---------- INFORMATION PROVIDED ----------

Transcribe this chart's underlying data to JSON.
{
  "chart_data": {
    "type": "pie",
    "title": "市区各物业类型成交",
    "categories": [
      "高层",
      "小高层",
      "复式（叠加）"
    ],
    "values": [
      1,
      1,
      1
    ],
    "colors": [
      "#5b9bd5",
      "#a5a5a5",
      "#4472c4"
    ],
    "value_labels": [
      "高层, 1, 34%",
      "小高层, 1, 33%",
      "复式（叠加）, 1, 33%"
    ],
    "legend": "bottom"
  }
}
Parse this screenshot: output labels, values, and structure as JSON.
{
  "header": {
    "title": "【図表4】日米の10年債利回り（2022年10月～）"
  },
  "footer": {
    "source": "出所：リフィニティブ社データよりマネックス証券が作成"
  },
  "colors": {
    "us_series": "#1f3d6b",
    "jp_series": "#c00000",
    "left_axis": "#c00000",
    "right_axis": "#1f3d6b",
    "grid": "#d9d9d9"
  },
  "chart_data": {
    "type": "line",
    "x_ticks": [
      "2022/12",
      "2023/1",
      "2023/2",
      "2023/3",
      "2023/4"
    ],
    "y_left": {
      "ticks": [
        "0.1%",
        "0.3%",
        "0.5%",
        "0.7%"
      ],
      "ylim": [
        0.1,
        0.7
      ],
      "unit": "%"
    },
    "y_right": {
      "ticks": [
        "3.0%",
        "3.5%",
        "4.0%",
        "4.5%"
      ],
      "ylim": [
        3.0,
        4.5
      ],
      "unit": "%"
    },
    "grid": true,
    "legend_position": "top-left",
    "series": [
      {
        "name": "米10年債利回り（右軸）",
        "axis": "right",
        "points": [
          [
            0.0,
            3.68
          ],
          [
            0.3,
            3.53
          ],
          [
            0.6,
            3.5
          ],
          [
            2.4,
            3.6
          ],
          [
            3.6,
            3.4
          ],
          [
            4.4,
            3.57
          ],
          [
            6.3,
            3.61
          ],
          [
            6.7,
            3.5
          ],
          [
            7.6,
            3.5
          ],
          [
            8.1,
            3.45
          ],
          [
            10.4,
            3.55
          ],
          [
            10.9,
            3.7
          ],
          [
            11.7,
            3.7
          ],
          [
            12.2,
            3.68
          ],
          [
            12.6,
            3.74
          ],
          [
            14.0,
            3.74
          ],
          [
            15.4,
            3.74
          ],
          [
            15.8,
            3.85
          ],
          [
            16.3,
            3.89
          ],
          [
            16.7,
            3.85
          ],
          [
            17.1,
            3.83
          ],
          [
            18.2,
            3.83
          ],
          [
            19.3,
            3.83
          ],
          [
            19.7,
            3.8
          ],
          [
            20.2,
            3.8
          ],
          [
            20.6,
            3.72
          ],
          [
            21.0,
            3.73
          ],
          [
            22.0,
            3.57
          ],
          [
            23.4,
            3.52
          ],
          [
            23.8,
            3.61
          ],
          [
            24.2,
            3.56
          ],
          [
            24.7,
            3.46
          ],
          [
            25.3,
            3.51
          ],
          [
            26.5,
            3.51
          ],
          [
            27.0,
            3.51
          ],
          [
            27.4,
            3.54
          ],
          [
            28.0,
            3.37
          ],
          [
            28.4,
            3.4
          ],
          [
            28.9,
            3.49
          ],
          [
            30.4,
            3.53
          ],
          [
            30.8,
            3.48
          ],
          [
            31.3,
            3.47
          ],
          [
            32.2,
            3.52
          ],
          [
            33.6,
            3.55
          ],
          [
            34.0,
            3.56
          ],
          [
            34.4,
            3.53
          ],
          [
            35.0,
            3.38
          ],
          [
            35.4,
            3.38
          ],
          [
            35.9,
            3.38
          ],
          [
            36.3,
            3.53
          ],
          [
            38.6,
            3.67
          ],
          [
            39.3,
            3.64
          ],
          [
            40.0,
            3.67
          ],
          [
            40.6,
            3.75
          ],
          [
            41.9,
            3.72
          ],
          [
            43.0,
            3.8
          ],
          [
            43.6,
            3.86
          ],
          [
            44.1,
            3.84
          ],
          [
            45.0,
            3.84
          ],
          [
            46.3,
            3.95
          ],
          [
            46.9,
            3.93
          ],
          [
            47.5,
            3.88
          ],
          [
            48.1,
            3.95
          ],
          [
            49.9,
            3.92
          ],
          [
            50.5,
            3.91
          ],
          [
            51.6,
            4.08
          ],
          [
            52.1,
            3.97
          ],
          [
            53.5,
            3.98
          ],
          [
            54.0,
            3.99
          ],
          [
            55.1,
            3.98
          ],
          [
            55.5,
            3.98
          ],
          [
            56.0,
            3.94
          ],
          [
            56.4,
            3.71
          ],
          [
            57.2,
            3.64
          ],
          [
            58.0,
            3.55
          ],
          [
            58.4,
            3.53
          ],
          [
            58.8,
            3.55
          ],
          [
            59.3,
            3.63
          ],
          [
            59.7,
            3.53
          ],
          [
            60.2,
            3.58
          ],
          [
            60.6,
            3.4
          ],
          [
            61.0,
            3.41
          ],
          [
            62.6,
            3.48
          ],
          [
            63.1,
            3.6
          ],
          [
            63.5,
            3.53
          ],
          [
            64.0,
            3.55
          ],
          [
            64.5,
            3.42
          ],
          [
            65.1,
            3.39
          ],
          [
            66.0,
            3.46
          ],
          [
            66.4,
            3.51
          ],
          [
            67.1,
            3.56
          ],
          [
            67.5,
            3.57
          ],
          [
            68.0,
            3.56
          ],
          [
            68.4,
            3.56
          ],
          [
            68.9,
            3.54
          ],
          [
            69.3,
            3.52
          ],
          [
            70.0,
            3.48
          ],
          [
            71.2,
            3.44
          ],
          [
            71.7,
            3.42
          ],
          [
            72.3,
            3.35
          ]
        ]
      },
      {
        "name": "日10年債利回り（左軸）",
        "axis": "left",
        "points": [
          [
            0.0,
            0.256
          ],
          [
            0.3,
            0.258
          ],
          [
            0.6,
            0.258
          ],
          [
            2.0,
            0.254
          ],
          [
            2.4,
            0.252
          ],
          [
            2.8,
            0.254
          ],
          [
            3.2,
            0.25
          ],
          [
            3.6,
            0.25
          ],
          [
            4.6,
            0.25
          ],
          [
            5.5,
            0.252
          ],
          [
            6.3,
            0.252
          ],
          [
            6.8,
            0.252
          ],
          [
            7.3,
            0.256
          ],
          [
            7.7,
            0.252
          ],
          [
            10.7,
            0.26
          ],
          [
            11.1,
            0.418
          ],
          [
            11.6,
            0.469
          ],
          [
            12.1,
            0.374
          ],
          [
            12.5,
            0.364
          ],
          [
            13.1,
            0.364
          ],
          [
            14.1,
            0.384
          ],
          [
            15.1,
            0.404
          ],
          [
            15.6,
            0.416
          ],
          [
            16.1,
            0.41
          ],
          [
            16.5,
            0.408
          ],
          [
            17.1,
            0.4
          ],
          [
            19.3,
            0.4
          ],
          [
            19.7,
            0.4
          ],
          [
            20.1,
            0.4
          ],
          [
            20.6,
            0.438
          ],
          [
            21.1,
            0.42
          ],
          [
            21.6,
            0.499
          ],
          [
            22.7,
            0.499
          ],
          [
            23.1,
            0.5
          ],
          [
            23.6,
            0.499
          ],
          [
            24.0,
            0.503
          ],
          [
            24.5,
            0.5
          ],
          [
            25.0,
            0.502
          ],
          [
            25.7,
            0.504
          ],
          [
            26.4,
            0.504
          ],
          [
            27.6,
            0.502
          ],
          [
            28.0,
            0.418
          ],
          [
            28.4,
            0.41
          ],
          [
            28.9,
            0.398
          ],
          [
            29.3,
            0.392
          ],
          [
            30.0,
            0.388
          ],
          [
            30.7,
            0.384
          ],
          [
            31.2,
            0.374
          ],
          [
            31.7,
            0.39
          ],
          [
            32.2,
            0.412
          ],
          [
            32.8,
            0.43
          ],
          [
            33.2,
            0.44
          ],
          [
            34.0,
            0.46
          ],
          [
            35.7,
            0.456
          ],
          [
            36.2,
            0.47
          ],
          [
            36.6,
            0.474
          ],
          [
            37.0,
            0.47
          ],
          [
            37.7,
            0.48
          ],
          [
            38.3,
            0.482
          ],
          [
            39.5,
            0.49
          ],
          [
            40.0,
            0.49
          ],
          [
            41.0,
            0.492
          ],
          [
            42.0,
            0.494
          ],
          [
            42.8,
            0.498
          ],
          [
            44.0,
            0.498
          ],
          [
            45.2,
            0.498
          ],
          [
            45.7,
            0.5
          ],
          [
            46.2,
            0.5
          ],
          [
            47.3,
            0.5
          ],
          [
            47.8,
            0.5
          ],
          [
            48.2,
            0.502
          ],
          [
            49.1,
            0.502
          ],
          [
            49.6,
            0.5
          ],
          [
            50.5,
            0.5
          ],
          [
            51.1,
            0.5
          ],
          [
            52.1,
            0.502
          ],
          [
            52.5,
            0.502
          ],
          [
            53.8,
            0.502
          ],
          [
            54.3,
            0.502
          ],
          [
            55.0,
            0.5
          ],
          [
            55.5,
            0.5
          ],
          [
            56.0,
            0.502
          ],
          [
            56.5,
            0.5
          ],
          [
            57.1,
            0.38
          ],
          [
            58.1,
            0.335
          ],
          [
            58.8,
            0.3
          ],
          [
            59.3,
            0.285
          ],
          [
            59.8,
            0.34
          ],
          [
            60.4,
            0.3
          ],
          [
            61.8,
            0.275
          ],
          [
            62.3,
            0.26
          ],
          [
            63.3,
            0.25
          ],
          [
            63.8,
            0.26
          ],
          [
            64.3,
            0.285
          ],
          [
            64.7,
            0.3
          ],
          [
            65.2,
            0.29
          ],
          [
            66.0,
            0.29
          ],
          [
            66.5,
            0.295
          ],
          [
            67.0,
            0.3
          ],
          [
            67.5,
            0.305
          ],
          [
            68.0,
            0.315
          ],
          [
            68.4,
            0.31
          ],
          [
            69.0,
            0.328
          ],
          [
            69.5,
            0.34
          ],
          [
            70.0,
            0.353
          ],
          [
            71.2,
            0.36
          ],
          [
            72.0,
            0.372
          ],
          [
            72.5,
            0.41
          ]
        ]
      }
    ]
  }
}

----------

→ EXERCISE REQUIREMENTS
Pull out every line holding "title" from the records above, and copy it.

→ RIGHT ANSWER
    "title": "市区各物业类型成交",
    "title": "【図表4】日米の10年債利回り（2022年10月～）"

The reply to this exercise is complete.